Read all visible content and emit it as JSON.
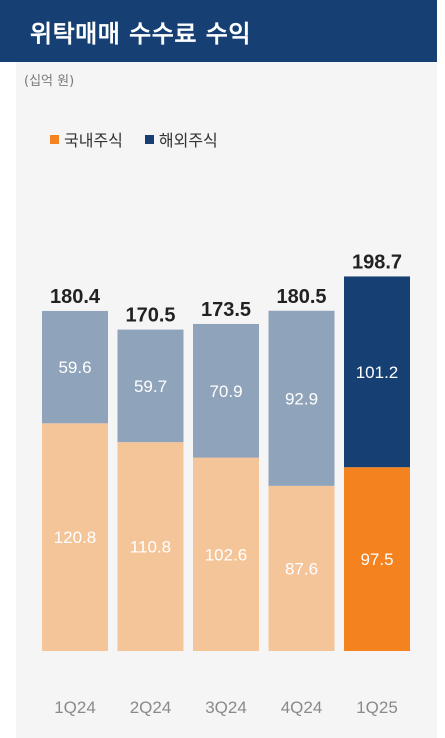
{
  "header": {
    "title": "위탁매매 수수료 수익",
    "unit": "(십억 원)"
  },
  "legend": [
    {
      "label": "국내주식",
      "color": "#f4821f"
    },
    {
      "label": "해외주식",
      "color": "#163f73"
    }
  ],
  "colors": {
    "header_bg": "#163f73",
    "panel_bg": "#f5f5f5",
    "domestic_muted": "#f5c59a",
    "overseas_muted": "#8fa4bb",
    "domestic_highlight": "#f4821f",
    "overseas_highlight": "#163f73"
  },
  "chart_data": {
    "type": "bar",
    "stacked": true,
    "categories": [
      "1Q24",
      "2Q24",
      "3Q24",
      "4Q24",
      "1Q25"
    ],
    "series": [
      {
        "name": "국내주식",
        "values": [
          120.8,
          110.8,
          102.6,
          87.6,
          97.5
        ]
      },
      {
        "name": "해외주식",
        "values": [
          59.6,
          59.7,
          70.9,
          92.9,
          101.2
        ]
      }
    ],
    "totals": [
      "180.4",
      "170.5",
      "173.5",
      "180.5",
      "198.7"
    ],
    "highlight_index": 4,
    "ylim": [
      0,
      200
    ],
    "grid": false,
    "legend_position": "top-left"
  }
}
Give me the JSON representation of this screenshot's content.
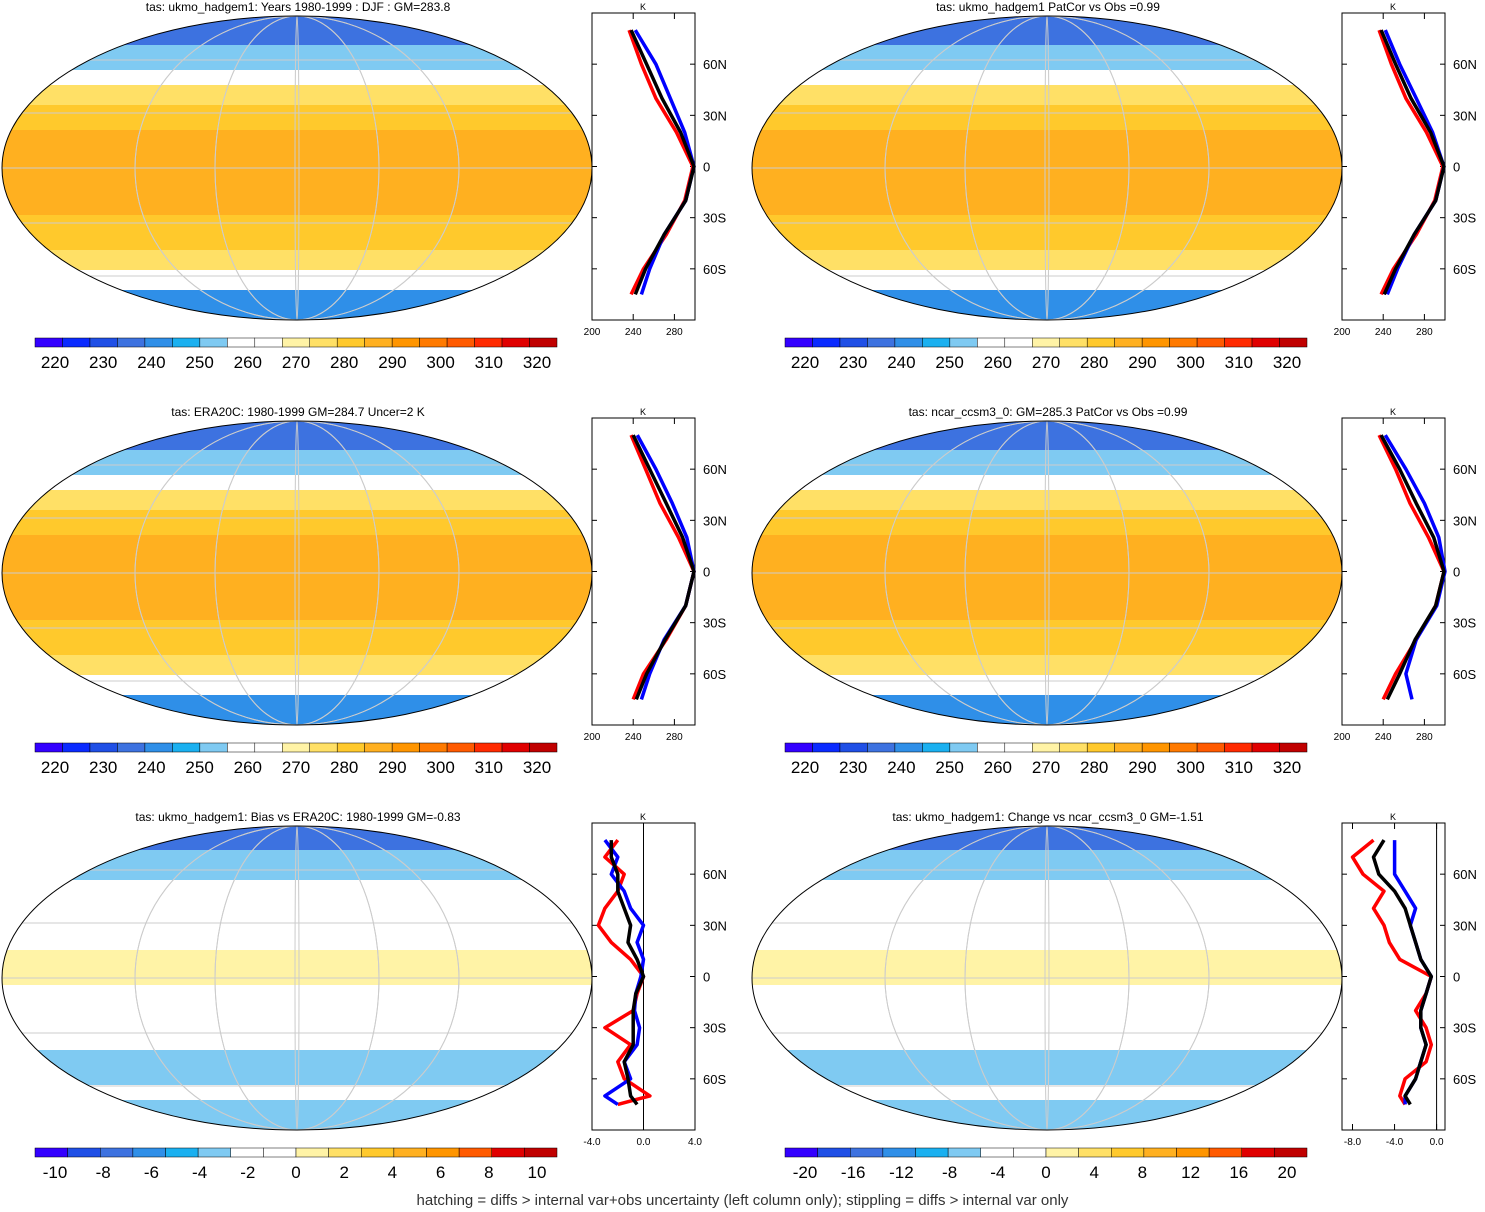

■ ■ ■ ■ ■

TASK DETAILS:
Set the data above down again exactly as given, with no pictures.

WRITTEN SOLUTION:
Read all visible content and emit it as JSON.
{
  "header": {
    "title": "위탁매매 수수료 수익",
    "unit": "(십억 원)"
  },
  "legend": [
    {
      "label": "국내주식",
      "color": "#f4821f"
    },
    {
      "label": "해외주식",
      "color": "#163f73"
    }
  ],
  "colors": {
    "header_bg": "#163f73",
    "panel_bg": "#f5f5f5",
    "domestic_muted": "#f5c59a",
    "overseas_muted": "#8fa4bb",
    "domestic_highlight": "#f4821f",
    "overseas_highlight": "#163f73"
  },
  "chart_data": {
    "type": "bar",
    "stacked": true,
    "categories": [
      "1Q24",
      "2Q24",
      "3Q24",
      "4Q24",
      "1Q25"
    ],
    "series": [
      {
        "name": "국내주식",
        "values": [
          120.8,
          110.8,
          102.6,
          87.6,
          97.5
        ]
      },
      {
        "name": "해외주식",
        "values": [
          59.6,
          59.7,
          70.9,
          92.9,
          101.2
        ]
      }
    ],
    "totals": [
      "180.4",
      "170.5",
      "173.5",
      "180.5",
      "198.7"
    ],
    "highlight_index": 4,
    "ylim": [
      0,
      200
    ],
    "grid": false,
    "legend_position": "top-left"
  }
}
Give me the JSON representation of this screenshot's content.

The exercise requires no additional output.